Figure dataset records
#####
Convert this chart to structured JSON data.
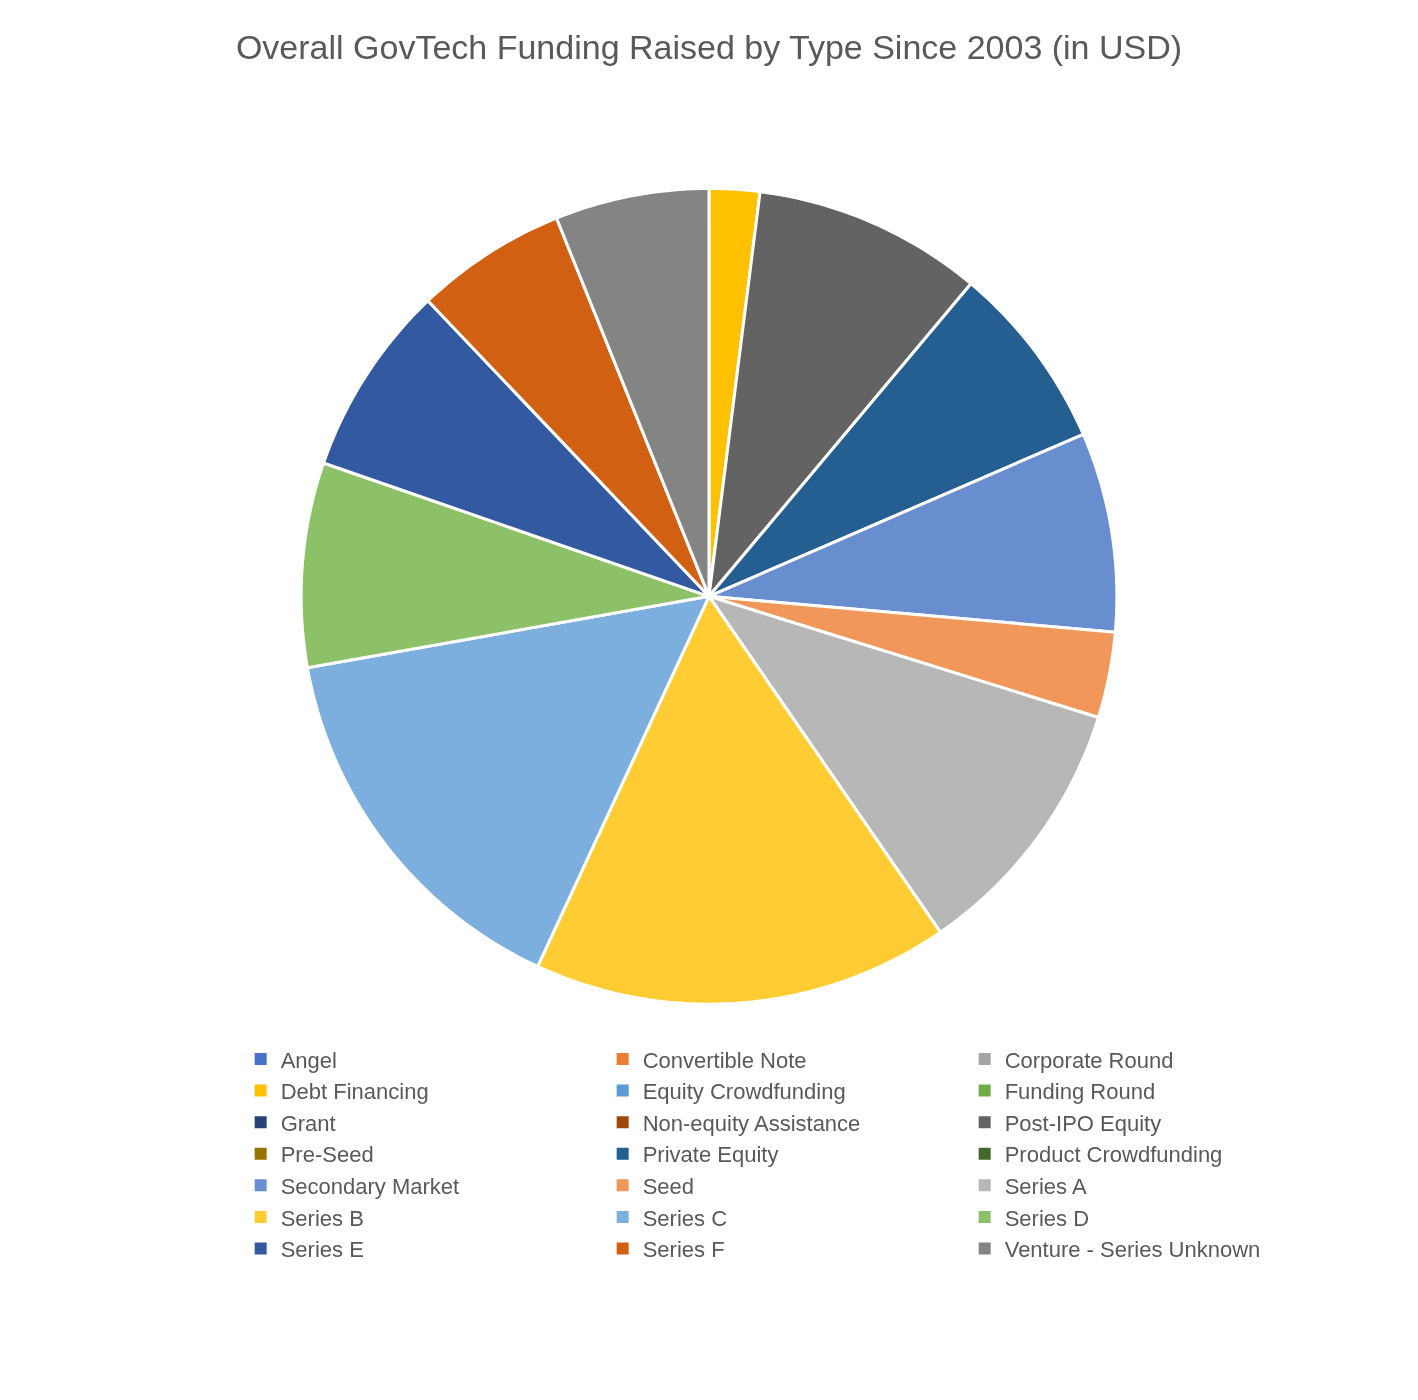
{
  "chart_data": {
    "type": "pie",
    "title": "Overall GovTech Funding Raised by Type Since 2003 (in USD)",
    "categories": [
      "Angel",
      "Convertible Note",
      "Corporate Round",
      "Debt Financing",
      "Equity Crowdfunding",
      "Funding Round",
      "Grant",
      "Non-equity Assistance",
      "Post-IPO Equity",
      "Pre-Seed",
      "Private Equity",
      "Product Crowdfunding",
      "Secondary Market",
      "Seed",
      "Series A",
      "Series B",
      "Series C",
      "Series D",
      "Series E",
      "Series F",
      "Venture - Series Unknown"
    ],
    "values": [
      0,
      0,
      0,
      2.0,
      0,
      0,
      0,
      0,
      9.1,
      0,
      7.4,
      0,
      7.9,
      3.4,
      10.6,
      16.5,
      15.3,
      8.1,
      7.6,
      6.0,
      6.1
    ],
    "colors": [
      "#4472c4",
      "#ed7d31",
      "#a5a5a5",
      "#ffc000",
      "#5b9bd5",
      "#70ad47",
      "#264478",
      "#9e480e",
      "#636363",
      "#997300",
      "#255e91",
      "#43682b",
      "#698ed0",
      "#f1975a",
      "#b7b7b7",
      "#ffcd33",
      "#7cafdd",
      "#8cc168",
      "#335aa1",
      "#d26012",
      "#848484"
    ],
    "legend": "bottom"
  }
}
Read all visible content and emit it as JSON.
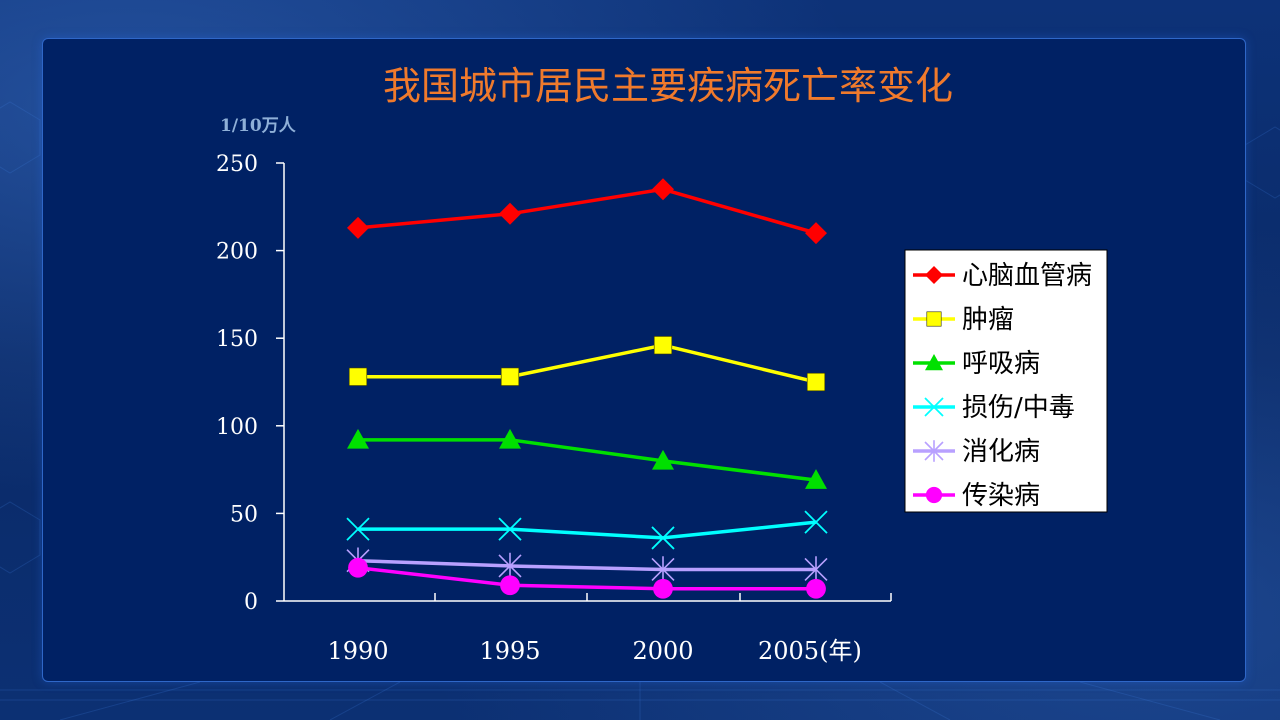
#####
Task to complete: Tell how many lines of the data above hold the string "JSON". Give only the number.

Expected answer: 2